**DIRECTION:** Count every line in the following entries where the word "relative" appears. Give the count alone.

Part of a data file
<<<<
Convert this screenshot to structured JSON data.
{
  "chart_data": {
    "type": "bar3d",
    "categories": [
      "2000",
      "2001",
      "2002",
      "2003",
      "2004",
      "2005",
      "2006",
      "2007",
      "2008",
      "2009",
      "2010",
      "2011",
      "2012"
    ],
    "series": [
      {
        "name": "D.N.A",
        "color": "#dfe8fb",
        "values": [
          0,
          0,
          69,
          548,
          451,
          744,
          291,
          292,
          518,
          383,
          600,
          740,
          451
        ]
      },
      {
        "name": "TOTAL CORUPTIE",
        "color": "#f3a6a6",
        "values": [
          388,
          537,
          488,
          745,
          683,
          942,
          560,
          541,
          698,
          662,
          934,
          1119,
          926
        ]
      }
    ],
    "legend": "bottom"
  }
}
>>>>
<<<<
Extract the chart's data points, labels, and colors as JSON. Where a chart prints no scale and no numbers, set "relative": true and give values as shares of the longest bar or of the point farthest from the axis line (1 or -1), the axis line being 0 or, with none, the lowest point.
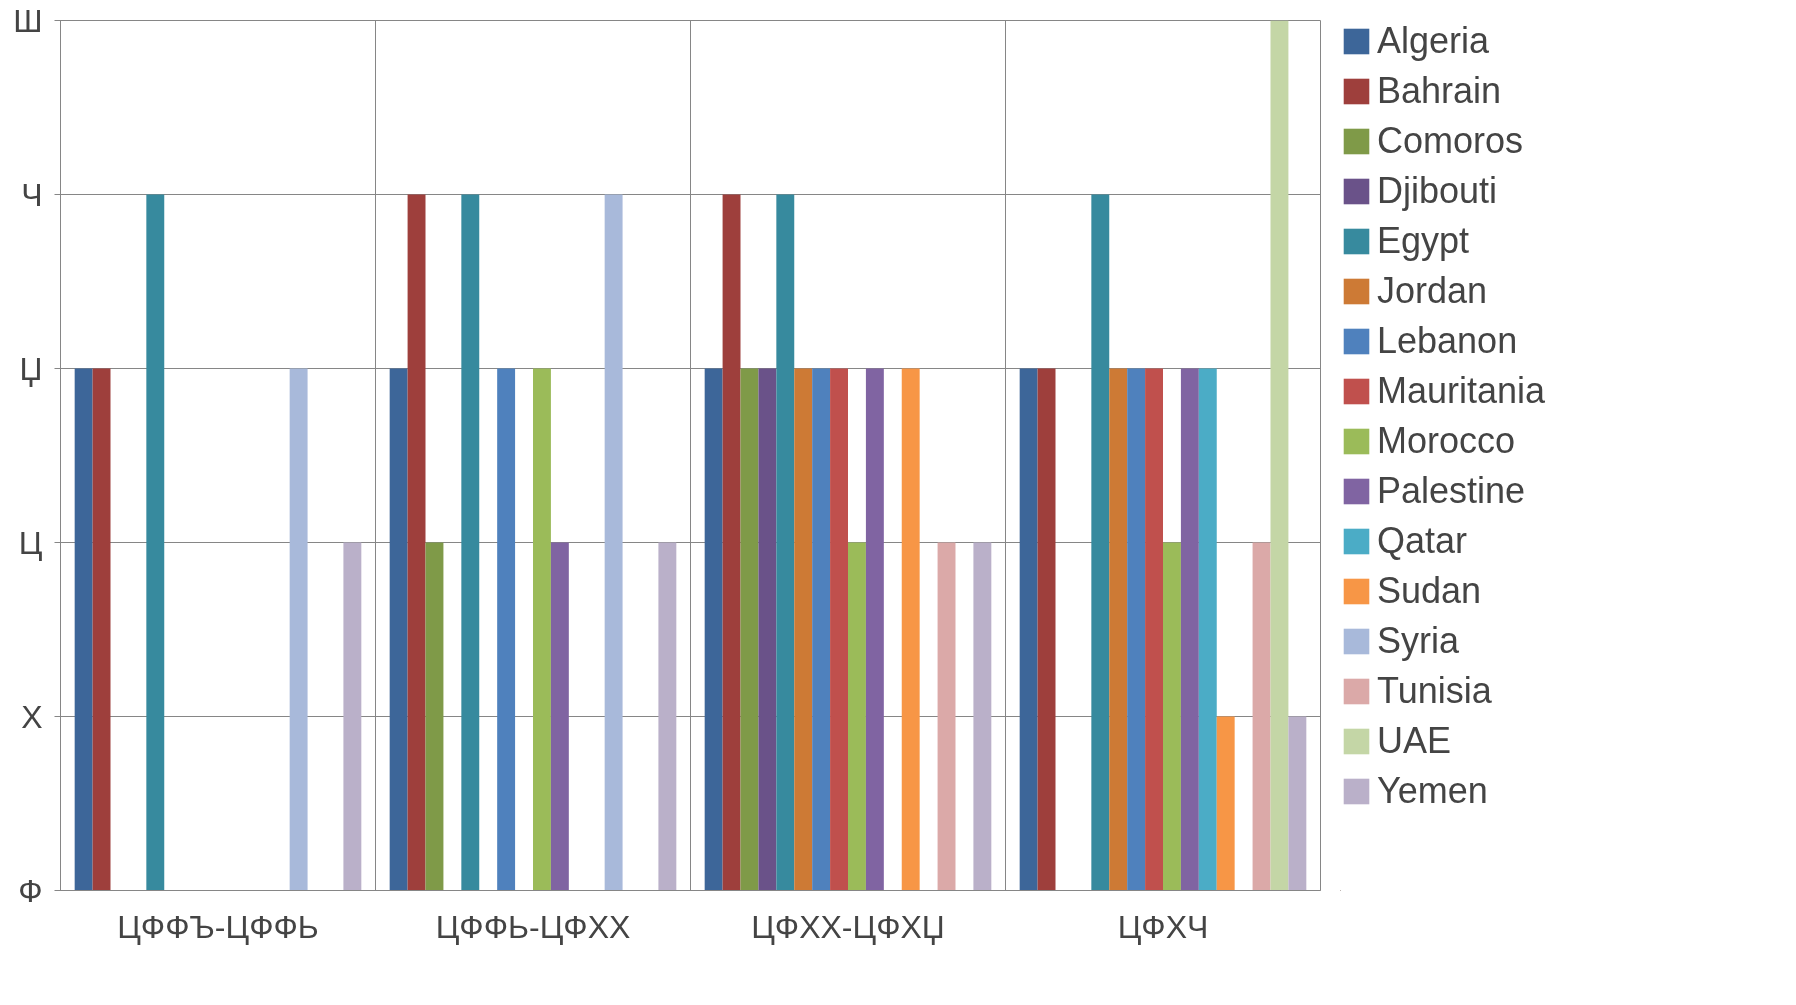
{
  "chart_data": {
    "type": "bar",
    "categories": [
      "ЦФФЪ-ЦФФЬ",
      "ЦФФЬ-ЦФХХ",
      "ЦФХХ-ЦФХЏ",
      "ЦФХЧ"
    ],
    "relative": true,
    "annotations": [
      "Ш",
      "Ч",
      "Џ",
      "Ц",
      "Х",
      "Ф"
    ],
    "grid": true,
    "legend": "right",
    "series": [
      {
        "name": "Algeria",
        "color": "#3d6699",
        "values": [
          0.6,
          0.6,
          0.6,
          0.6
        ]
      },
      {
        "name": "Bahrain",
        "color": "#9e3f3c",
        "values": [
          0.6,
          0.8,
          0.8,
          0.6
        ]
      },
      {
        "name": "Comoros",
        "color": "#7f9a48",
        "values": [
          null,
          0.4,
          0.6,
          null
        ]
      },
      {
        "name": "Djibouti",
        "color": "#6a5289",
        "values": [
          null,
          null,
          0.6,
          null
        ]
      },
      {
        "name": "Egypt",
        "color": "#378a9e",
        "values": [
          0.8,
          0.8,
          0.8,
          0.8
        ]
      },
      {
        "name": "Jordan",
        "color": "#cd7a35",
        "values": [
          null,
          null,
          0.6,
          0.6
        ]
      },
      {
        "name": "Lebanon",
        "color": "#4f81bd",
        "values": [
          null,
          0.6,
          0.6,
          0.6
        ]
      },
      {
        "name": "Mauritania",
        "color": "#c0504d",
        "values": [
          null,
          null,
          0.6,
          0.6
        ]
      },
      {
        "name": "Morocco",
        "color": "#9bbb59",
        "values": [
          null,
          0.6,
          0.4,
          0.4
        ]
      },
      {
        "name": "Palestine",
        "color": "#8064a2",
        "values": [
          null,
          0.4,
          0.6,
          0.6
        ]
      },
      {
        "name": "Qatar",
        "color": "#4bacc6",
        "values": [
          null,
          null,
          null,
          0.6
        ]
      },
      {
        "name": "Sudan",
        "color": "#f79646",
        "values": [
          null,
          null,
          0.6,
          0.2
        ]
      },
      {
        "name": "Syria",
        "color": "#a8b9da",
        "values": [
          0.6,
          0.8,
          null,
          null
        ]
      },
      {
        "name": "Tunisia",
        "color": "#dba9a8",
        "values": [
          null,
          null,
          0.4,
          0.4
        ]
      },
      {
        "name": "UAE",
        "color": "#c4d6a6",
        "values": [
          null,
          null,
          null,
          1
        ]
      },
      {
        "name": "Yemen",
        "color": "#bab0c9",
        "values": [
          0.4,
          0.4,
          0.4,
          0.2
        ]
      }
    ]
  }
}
>>>>
**OUTPUT OF THE TASK:** 2